-- Begin --
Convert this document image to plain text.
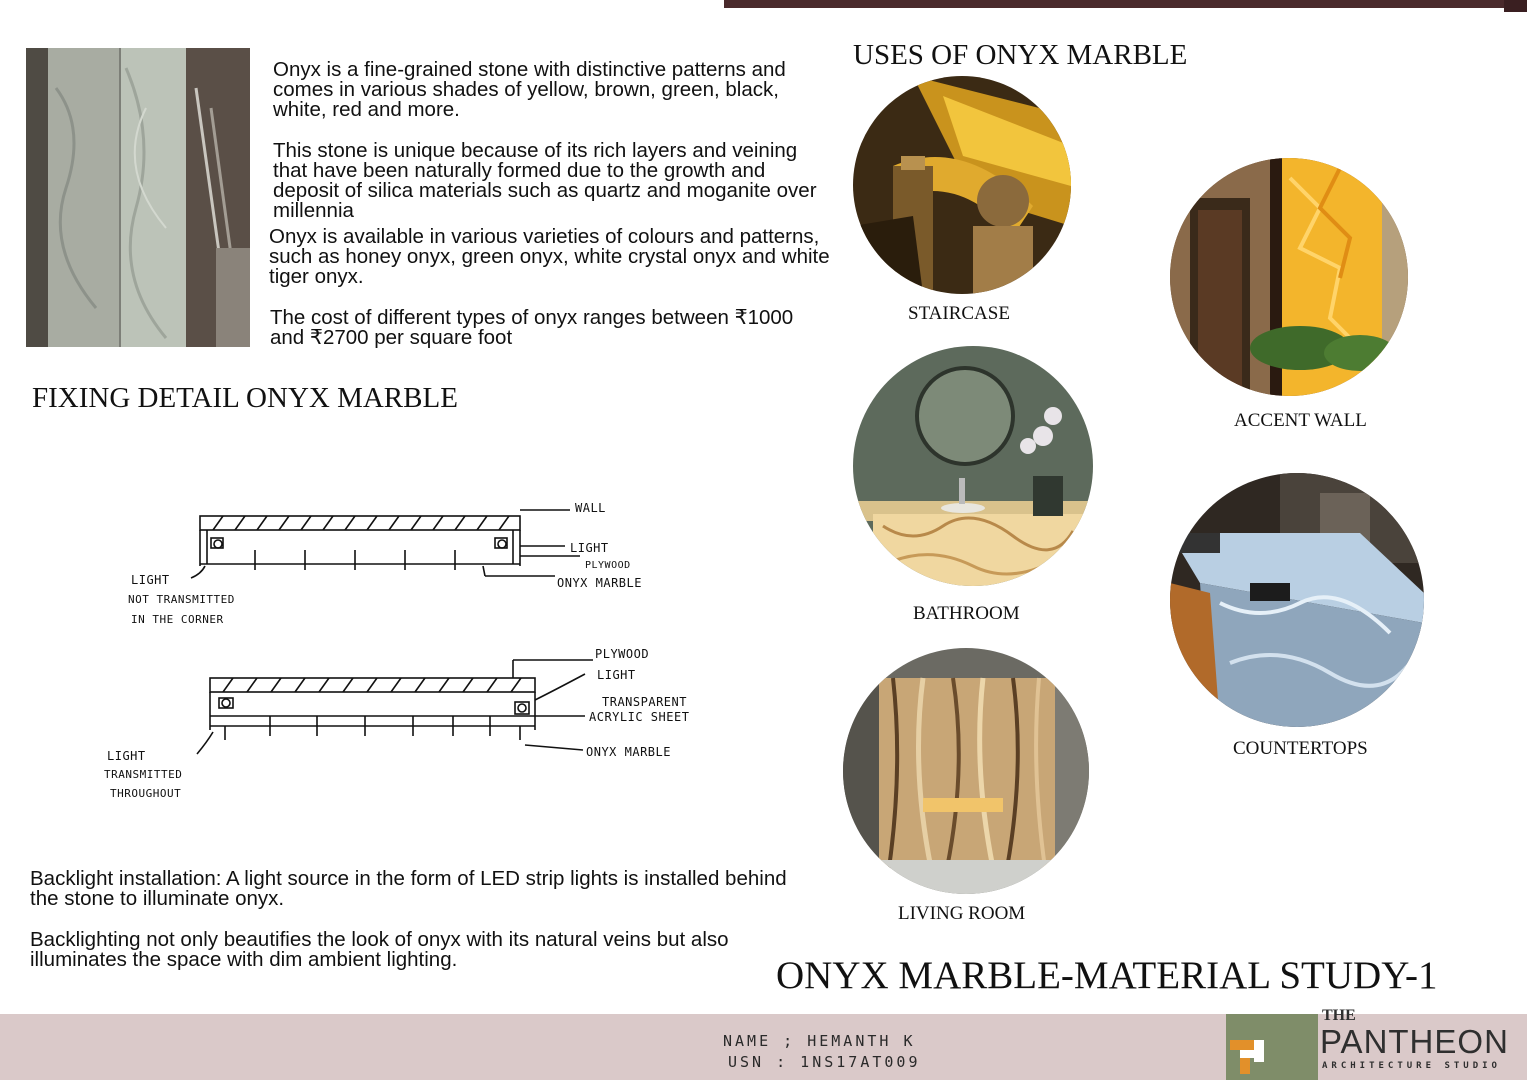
Onyx is a fine-grained stone with distinctive patterns and comes in various shades of yellow, brown, green, black, white, red and more.

This stone is unique because of its rich layers and veining that have been naturally formed due to the growth and deposit of silica materials such as quartz and moganite over millennia

Onyx is available in various varieties of colours and patterns, such as honey onyx, green onyx, white crystal onyx and white tiger onyx.

The cost of different types of onyx ranges between ₹1000 and ₹2700 per square foot

FIXING DETAIL ONYX MARBLE
WALL
LIGHT
PLYWOOD
ONYX MARBLE
LIGHT
NOT TRANSMITTED
IN THE CORNER
PLYWOOD
LIGHT
TRANSPARENT
ACRYLIC SHEET
ONYX MARBLE
LIGHT
TRANSMITTED
THROUGHOUT

Backlight installation: A light source in the form of LED strip lights is installed behind the stone to illuminate onyx.

Backlighting not only beautifies the look of onyx with its natural veins but also illuminates the space with dim ambient lighting.

USES OF ONYX MARBLE
STAIRCASE
ACCENT WALL
BATHROOM
COUNTERTOPS
LIVING ROOM
ONYX MARBLE-MATERIAL STUDY-1
NAME ; HEMANTH K
USN : 1NS17AT009
THE
PANTHEON
ARCHITECTURE STUDIO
-- End --
Every entry must be reproduced exactly, with the images left out.

Convert this document image to plain text.
Onyx is a fine-grained stone with distinctive patterns and comes in various shades of yellow, brown, green, black, white, red and more.

This stone is unique because of its rich layers and veining that have been naturally formed due to the growth and deposit of silica materials such as quartz and moganite over millennia

Onyx is available in various varieties of colours and patterns, such as honey onyx, green onyx, white crystal onyx and white tiger onyx.

The cost of different types of onyx ranges between ₹1000 and ₹2700 per square foot

FIXING DETAIL ONYX MARBLE
WALL
LIGHT
PLYWOOD
ONYX MARBLE
LIGHT
NOT TRANSMITTED
IN THE CORNER
PLYWOOD
LIGHT
TRANSPARENT
ACRYLIC SHEET
ONYX MARBLE
LIGHT
TRANSMITTED
THROUGHOUT

Backlight installation: A light source in the form of LED strip lights is installed behind the stone to illuminate onyx.

Backlighting not only beautifies the look of onyx with its natural veins but also illuminates the space with dim ambient lighting.

USES OF ONYX MARBLE
STAIRCASE
ACCENT WALL
BATHROOM
COUNTERTOPS
LIVING ROOM
ONYX MARBLE-MATERIAL STUDY-1
NAME ; HEMANTH K
USN : 1NS17AT009
THE
PANTHEON
ARCHITECTURE STUDIO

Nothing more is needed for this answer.